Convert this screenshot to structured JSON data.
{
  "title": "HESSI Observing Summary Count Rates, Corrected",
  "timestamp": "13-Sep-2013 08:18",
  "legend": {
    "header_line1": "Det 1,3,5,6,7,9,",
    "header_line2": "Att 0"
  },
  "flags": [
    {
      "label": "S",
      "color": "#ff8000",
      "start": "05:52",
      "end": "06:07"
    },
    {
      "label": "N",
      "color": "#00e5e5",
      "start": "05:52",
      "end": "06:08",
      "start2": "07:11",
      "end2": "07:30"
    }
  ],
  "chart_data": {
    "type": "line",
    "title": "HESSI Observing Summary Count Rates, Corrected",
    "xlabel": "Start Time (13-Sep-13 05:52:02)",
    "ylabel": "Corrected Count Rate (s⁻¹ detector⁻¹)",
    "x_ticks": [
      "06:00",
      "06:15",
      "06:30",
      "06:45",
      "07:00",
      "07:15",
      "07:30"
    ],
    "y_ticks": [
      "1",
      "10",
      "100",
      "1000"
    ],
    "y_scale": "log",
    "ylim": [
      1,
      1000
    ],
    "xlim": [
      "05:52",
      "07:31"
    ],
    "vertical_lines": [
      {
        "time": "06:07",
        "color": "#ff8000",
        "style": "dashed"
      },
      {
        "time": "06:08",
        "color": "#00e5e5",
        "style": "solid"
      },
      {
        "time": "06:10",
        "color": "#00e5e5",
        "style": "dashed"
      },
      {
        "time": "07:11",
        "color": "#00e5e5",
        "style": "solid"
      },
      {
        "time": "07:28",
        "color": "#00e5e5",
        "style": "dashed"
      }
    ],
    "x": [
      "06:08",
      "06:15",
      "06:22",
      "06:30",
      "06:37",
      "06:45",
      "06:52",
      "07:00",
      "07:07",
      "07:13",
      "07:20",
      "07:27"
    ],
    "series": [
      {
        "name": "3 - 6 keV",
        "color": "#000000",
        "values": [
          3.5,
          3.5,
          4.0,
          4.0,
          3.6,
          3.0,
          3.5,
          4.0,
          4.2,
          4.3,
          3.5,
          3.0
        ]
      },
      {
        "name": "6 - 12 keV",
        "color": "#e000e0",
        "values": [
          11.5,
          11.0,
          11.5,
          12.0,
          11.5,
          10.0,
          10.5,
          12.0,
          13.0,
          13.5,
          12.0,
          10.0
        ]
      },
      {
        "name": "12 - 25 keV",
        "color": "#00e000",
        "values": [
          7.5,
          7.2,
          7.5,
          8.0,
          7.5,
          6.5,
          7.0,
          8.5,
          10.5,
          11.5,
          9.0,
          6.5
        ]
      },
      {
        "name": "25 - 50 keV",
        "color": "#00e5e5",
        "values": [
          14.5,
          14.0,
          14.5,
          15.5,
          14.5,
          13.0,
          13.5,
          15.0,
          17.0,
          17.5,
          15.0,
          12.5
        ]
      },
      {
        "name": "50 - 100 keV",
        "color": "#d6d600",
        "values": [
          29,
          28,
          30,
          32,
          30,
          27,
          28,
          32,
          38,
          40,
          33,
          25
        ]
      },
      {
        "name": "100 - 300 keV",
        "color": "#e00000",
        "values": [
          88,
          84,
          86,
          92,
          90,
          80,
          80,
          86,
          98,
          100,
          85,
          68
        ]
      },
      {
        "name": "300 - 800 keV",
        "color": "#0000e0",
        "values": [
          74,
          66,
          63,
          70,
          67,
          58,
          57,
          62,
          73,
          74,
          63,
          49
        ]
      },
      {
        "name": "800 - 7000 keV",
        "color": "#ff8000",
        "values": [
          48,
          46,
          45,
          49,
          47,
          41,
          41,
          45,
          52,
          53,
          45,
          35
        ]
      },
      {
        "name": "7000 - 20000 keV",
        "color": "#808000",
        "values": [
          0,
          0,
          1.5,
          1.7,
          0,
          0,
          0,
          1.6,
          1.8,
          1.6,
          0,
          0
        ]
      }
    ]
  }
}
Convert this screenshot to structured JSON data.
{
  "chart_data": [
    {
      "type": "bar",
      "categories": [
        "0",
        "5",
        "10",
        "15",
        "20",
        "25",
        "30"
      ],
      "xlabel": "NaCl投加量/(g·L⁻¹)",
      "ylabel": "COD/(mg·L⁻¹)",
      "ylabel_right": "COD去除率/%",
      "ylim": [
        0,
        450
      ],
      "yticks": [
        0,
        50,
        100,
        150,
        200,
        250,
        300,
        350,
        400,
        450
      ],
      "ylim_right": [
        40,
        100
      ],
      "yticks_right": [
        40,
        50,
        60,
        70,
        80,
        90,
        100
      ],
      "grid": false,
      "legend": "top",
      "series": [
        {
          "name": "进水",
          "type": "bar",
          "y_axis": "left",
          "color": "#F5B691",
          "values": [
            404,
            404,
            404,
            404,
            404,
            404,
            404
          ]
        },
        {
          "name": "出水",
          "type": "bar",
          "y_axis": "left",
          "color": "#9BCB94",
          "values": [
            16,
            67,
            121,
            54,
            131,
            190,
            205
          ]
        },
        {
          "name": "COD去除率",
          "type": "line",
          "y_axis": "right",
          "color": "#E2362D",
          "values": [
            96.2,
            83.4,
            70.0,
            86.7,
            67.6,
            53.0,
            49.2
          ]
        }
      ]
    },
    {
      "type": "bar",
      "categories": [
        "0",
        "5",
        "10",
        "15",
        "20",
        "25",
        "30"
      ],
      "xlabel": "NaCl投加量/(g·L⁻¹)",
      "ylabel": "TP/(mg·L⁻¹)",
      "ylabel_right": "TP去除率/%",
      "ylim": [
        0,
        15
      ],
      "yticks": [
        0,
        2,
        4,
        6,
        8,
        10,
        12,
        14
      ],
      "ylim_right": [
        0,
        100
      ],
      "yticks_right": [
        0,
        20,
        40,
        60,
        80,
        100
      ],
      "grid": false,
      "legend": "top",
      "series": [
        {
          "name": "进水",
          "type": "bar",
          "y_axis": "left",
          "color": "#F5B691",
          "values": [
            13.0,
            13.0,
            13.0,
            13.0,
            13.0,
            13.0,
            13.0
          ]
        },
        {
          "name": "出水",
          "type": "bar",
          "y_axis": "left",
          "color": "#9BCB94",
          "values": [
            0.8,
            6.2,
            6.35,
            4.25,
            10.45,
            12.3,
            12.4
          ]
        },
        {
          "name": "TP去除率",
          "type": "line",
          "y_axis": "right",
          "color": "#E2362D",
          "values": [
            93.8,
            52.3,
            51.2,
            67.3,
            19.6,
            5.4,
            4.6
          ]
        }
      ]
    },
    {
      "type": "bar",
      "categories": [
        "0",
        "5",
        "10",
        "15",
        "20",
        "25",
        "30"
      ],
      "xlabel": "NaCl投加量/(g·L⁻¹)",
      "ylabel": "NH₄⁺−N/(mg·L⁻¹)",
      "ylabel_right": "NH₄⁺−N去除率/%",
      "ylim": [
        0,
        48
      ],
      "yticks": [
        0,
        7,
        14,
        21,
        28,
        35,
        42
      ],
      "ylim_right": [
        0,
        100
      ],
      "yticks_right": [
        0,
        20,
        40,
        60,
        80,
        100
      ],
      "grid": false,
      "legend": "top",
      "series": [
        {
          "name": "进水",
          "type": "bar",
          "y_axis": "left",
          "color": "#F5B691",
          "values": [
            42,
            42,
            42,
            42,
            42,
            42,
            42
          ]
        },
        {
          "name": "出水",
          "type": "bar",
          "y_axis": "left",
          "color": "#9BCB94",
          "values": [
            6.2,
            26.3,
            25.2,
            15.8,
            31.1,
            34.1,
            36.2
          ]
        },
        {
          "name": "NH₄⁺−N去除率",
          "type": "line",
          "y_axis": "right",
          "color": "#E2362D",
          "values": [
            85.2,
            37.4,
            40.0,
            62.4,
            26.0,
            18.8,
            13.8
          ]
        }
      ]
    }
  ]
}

(What is expected):
From the records above, pull out every line containing the word "Count".

(Answer below):
  "title": "HESSI Observing Summary Count Rates, Corrected",
    "title": "HESSI Observing Summary Count Rates, Corrected",
    "ylabel": "Corrected Count Rate (s⁻¹ detector⁻¹)",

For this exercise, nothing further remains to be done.